List all lines of the data that include the string "true".

§ **DATA RECORDS**
------

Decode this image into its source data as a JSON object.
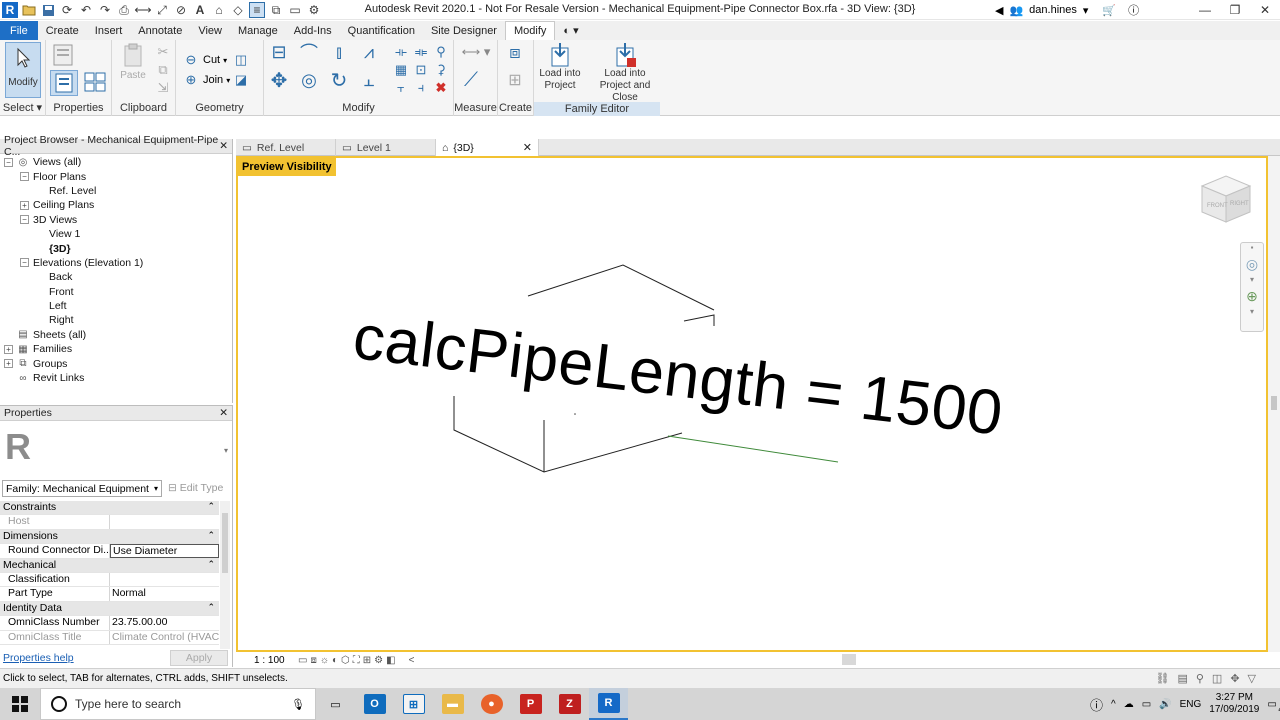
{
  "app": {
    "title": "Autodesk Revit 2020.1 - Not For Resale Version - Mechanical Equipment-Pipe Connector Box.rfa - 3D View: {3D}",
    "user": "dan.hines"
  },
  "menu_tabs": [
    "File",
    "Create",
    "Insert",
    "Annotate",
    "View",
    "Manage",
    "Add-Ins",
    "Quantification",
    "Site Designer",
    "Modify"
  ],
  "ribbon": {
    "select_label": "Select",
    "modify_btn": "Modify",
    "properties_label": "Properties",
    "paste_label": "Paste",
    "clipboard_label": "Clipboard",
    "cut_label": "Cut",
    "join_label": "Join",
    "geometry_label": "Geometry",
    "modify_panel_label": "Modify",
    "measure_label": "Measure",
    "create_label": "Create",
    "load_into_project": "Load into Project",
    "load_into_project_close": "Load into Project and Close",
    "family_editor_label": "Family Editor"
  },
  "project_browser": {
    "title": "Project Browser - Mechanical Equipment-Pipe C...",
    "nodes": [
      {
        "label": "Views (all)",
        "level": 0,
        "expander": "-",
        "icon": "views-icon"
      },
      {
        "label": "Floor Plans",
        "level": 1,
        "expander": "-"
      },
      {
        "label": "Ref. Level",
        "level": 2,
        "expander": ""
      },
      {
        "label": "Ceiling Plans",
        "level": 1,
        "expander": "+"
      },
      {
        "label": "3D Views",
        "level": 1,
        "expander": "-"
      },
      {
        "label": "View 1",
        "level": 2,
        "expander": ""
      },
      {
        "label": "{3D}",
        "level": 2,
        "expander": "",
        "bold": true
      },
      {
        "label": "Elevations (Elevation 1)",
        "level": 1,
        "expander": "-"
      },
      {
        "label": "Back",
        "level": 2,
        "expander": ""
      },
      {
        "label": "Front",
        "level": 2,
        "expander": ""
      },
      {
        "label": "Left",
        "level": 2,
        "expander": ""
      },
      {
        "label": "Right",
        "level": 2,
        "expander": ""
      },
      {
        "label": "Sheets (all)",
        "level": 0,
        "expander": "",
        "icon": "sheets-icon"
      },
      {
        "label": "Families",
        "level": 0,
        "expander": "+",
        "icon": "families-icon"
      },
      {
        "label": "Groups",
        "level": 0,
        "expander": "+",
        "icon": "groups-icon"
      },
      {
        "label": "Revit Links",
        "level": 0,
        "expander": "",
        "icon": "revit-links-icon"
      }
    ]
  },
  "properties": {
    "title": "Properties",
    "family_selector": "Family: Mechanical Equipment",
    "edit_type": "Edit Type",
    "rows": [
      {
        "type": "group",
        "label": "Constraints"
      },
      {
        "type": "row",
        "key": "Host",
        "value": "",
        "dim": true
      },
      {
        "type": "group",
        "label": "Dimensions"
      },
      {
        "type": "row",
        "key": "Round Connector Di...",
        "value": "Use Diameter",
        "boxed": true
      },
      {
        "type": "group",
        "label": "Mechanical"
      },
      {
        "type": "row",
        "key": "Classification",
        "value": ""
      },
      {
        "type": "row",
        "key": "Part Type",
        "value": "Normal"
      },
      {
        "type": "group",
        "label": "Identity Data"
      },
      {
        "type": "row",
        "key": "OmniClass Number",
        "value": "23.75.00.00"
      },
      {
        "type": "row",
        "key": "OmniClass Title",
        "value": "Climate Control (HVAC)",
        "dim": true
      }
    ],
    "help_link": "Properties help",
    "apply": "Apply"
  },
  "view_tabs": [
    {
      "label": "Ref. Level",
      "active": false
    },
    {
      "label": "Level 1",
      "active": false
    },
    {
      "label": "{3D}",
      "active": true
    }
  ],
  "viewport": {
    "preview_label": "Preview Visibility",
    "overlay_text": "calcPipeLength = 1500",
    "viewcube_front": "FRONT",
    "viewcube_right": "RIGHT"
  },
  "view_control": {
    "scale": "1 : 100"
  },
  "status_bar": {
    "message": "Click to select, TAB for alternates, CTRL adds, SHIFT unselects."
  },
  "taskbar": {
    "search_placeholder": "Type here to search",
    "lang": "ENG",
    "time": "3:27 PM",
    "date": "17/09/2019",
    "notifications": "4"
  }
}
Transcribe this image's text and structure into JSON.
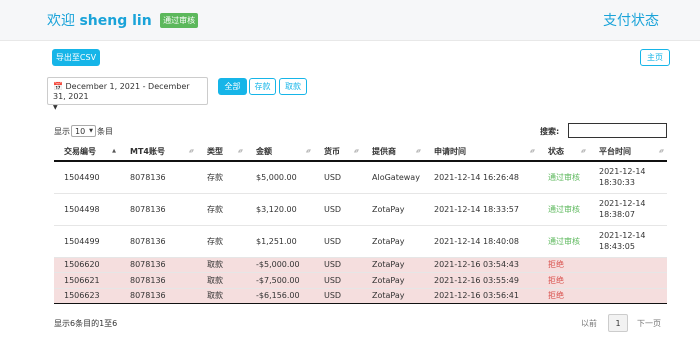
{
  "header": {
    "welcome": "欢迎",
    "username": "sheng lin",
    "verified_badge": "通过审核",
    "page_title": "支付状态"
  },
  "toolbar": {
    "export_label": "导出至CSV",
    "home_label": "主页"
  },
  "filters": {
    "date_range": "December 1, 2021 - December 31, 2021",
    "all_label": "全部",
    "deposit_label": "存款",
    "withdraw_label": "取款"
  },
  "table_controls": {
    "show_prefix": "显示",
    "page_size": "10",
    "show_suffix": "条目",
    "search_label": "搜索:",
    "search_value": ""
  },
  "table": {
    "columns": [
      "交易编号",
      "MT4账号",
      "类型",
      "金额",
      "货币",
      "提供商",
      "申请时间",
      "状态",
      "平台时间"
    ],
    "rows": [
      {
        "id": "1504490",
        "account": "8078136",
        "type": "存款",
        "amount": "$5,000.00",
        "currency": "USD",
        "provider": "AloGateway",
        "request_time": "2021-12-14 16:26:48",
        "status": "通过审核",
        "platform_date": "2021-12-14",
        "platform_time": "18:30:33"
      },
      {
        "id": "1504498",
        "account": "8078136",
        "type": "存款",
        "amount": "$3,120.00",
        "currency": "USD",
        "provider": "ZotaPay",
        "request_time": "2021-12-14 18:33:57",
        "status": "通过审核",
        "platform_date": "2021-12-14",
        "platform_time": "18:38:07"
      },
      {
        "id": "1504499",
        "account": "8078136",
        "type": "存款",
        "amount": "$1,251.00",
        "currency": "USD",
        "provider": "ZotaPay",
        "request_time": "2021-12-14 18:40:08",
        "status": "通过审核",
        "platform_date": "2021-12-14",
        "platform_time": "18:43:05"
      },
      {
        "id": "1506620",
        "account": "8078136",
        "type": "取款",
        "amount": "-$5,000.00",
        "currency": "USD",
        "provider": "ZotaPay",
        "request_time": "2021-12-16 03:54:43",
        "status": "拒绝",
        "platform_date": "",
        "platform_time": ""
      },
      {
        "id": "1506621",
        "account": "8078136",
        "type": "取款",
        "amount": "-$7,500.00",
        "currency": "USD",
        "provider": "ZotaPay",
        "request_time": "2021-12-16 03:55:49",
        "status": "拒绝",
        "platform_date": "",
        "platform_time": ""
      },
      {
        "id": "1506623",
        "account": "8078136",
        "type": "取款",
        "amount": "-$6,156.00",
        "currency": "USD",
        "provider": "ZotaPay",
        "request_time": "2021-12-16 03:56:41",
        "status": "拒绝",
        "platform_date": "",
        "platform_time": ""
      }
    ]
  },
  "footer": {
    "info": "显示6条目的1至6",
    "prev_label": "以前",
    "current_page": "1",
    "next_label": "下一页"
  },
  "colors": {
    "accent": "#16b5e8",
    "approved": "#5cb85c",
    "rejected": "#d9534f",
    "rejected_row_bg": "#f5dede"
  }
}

------

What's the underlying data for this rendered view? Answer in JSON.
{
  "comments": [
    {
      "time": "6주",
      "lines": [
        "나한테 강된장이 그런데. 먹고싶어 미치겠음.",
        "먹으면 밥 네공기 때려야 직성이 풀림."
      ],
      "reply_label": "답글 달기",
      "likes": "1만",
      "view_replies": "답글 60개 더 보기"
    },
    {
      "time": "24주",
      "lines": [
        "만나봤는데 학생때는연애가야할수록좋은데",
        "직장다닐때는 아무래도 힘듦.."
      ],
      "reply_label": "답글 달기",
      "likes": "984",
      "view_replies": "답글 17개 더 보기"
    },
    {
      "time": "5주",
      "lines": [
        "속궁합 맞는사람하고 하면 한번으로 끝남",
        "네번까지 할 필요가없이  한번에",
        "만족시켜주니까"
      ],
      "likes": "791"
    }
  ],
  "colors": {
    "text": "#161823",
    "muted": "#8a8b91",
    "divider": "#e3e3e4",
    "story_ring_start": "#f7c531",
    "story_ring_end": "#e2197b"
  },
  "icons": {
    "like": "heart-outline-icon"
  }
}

------

§ **THE OUTPUT**
        "bold": true
        "dim": true
        "boxed": true
        "dim": true
      "active": true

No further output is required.